- [Task details] Rewrite the lines from the first one through the line with "qat-dropdown-icon[interactable]: ▾: [52, 7, 68, 23]", changing "interactable" to "clickable" wherever it occurs and keeping everything else the same.

□ □ □ □

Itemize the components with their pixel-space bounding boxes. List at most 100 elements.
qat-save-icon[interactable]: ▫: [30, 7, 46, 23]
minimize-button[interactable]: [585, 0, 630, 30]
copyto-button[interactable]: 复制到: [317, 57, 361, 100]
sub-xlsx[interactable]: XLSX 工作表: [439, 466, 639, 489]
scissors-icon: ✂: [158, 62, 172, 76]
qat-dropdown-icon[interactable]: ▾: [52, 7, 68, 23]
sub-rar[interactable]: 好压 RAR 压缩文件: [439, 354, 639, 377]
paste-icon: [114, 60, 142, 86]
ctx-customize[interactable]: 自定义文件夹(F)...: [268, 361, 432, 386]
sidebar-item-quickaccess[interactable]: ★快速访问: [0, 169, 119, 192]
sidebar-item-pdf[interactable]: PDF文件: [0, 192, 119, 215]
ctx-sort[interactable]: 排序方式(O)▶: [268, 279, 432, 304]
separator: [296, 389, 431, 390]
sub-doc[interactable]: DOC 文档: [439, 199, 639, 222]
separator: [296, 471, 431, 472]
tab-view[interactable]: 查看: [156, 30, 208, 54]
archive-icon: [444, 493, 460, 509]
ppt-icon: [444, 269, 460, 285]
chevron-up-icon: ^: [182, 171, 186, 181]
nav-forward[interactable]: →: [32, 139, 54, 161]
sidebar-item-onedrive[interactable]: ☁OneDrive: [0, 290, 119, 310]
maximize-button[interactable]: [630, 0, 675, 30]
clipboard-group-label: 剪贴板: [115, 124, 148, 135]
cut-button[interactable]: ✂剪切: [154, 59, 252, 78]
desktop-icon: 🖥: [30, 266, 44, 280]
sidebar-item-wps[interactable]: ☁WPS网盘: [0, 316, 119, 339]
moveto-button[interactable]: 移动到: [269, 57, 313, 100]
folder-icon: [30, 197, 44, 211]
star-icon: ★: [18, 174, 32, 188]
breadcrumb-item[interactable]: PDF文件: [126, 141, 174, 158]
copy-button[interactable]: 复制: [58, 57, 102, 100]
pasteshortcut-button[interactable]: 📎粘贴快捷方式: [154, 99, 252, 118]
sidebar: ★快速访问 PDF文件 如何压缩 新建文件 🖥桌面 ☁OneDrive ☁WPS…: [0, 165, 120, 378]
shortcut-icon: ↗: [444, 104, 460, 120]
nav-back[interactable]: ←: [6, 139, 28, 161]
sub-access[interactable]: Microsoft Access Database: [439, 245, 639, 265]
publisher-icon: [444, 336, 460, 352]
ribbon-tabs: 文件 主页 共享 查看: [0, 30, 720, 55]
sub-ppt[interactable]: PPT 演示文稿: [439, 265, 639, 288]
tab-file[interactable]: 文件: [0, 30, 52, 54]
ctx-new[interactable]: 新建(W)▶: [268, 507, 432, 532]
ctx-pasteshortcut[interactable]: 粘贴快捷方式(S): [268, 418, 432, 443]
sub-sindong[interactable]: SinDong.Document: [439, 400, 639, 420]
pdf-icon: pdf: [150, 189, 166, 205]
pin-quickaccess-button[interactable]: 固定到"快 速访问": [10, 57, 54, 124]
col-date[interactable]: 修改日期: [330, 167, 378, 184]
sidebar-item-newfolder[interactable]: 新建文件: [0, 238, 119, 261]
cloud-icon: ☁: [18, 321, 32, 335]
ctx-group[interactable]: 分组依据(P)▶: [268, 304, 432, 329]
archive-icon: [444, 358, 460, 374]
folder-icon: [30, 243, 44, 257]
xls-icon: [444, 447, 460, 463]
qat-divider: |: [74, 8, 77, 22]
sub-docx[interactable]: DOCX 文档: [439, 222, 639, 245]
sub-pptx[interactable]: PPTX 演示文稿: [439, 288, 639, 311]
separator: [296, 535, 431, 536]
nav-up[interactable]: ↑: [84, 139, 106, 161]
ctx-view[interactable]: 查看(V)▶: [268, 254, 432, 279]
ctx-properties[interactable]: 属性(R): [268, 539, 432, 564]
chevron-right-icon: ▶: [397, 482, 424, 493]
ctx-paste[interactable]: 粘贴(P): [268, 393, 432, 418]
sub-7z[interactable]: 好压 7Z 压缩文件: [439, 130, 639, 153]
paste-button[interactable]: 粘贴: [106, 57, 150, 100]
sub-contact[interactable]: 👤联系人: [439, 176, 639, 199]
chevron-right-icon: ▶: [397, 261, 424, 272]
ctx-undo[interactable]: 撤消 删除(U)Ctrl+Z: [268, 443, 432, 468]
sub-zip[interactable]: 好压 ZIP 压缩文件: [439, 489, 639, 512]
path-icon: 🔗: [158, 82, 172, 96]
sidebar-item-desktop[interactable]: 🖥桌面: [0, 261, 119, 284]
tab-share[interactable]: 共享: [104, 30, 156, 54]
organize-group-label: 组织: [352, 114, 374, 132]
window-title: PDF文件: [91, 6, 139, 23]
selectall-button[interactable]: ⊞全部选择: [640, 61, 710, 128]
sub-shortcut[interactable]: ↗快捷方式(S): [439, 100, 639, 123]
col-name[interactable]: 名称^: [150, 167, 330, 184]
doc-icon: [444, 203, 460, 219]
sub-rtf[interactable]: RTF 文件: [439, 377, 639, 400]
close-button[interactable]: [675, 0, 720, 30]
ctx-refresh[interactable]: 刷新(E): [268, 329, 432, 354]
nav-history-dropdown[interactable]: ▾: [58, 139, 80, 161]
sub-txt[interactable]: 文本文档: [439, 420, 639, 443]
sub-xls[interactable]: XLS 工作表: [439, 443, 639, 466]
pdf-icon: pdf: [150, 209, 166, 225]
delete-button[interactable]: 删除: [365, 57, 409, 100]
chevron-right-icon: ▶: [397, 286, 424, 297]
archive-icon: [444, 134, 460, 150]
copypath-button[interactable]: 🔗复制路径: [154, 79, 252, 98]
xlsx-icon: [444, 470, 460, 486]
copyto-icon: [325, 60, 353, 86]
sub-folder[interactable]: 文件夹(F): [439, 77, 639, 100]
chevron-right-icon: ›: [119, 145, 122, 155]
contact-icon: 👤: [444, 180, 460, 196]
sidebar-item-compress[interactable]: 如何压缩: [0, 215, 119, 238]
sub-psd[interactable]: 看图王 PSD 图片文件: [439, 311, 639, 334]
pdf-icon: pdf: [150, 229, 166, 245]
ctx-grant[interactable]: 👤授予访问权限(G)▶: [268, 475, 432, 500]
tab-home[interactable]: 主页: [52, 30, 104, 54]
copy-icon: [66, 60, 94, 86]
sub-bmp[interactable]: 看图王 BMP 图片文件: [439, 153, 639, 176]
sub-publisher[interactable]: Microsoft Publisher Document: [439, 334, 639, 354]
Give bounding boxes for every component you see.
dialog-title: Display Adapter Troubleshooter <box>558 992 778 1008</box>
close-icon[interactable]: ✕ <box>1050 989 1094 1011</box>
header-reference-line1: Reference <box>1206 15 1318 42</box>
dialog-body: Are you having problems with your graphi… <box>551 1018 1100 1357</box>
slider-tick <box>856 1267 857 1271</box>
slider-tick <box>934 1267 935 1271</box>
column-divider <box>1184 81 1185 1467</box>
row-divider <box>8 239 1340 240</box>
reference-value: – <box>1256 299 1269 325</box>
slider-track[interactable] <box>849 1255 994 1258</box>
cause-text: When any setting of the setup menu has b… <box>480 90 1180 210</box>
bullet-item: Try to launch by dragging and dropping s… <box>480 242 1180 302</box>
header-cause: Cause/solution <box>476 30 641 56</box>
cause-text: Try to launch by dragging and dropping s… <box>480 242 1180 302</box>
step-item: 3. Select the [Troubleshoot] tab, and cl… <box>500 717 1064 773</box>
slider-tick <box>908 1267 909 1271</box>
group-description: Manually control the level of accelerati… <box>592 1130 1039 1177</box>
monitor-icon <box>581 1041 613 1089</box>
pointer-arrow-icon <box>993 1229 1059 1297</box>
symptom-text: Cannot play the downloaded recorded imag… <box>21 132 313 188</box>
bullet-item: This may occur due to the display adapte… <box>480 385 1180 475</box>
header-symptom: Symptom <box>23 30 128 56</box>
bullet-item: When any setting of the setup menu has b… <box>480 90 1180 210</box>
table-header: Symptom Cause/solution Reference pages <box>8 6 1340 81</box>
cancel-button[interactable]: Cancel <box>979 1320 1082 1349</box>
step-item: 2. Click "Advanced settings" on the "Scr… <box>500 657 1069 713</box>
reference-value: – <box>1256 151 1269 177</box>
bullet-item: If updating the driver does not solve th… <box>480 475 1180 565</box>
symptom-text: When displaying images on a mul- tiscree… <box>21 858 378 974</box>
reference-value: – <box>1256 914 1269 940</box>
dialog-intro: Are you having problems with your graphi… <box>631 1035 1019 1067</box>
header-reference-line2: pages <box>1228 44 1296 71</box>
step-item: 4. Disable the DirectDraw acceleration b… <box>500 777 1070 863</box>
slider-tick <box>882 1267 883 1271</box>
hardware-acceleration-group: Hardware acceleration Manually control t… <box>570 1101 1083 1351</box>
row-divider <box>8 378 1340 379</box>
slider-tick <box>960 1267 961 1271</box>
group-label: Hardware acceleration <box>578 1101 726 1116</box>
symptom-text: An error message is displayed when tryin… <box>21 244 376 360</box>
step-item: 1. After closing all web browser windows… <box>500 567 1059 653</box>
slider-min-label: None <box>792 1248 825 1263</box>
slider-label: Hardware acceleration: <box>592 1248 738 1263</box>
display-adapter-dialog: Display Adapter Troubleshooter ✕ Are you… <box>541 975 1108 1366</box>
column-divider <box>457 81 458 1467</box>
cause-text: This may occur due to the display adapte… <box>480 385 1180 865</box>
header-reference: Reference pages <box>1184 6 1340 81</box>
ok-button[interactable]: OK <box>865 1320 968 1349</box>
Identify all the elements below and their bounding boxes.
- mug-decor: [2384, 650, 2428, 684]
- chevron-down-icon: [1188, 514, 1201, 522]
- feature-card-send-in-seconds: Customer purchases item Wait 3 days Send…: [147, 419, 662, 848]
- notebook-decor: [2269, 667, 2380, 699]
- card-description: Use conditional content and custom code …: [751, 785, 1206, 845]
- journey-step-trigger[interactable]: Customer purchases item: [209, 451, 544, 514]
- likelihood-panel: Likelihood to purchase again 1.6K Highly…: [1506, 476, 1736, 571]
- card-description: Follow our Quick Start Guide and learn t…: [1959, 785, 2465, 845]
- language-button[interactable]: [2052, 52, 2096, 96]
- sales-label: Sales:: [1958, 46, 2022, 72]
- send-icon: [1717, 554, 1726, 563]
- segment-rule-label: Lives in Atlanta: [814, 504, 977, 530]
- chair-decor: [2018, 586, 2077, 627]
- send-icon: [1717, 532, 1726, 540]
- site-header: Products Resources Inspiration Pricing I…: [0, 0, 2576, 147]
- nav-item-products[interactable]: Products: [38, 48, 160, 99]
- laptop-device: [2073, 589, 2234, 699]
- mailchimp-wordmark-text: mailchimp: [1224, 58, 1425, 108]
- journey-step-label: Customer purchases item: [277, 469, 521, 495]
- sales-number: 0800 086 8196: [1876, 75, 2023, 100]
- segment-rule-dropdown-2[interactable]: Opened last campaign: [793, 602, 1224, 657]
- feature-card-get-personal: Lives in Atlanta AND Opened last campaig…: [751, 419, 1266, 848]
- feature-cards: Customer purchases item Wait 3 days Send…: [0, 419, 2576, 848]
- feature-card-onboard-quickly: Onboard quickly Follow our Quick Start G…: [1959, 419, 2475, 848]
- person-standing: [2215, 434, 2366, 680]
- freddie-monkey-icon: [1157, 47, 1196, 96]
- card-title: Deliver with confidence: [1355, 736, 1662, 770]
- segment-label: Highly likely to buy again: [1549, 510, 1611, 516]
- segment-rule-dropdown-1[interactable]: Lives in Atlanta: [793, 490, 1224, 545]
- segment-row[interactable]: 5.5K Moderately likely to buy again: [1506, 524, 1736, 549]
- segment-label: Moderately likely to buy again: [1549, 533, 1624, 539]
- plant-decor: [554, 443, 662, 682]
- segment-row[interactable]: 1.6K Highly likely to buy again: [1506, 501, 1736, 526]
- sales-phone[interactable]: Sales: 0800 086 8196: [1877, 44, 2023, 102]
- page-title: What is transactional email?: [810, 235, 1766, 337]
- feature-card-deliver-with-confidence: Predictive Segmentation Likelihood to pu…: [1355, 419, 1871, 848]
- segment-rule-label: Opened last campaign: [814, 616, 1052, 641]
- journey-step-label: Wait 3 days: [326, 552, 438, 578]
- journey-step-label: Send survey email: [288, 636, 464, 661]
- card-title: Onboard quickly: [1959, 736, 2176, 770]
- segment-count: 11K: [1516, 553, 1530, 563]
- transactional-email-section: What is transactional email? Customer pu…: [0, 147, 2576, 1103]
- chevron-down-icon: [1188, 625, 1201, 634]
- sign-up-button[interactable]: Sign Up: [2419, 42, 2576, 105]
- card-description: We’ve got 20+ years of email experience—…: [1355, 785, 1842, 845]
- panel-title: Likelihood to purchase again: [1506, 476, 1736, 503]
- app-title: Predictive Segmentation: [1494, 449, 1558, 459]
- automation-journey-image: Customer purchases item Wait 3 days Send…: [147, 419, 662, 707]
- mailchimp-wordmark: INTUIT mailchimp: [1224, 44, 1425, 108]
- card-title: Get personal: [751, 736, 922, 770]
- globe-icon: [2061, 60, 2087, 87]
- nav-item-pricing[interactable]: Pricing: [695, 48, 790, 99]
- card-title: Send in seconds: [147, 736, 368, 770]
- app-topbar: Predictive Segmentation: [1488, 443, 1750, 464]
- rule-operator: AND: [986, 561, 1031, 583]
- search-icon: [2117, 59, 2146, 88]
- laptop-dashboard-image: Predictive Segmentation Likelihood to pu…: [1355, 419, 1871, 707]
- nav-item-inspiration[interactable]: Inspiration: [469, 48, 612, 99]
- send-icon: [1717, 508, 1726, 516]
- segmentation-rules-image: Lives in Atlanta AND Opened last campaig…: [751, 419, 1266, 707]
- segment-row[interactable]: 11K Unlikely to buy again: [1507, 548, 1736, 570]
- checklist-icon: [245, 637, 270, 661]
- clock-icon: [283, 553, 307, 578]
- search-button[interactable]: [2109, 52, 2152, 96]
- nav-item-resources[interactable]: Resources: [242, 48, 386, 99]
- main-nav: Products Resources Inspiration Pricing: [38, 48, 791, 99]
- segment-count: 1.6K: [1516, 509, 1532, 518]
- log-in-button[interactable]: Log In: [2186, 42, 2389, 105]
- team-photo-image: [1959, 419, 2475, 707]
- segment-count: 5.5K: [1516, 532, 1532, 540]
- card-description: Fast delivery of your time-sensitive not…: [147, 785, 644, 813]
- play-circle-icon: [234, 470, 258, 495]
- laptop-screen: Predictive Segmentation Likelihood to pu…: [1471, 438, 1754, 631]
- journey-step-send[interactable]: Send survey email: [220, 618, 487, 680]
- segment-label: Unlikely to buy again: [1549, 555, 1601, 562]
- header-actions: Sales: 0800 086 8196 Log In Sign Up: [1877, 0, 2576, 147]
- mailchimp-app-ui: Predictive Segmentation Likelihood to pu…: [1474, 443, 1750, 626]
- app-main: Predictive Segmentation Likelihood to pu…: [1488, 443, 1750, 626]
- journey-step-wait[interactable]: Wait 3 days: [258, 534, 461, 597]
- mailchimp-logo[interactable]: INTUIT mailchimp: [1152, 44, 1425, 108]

□ □ □ □

- [Correct result]
Itemize the components with their pixel-space bounding boxes. List at most 100 elements.
qat-save-icon[clickable]: ▫: [30, 7, 46, 23]
minimize-button[clickable]: [585, 0, 630, 30]
copyto-button[clickable]: 复制到: [317, 57, 361, 100]
sub-xlsx[clickable]: XLSX 工作表: [439, 466, 639, 489]
scissors-icon: ✂: [158, 62, 172, 76]
qat-dropdown-icon[clickable]: ▾: [52, 7, 68, 23]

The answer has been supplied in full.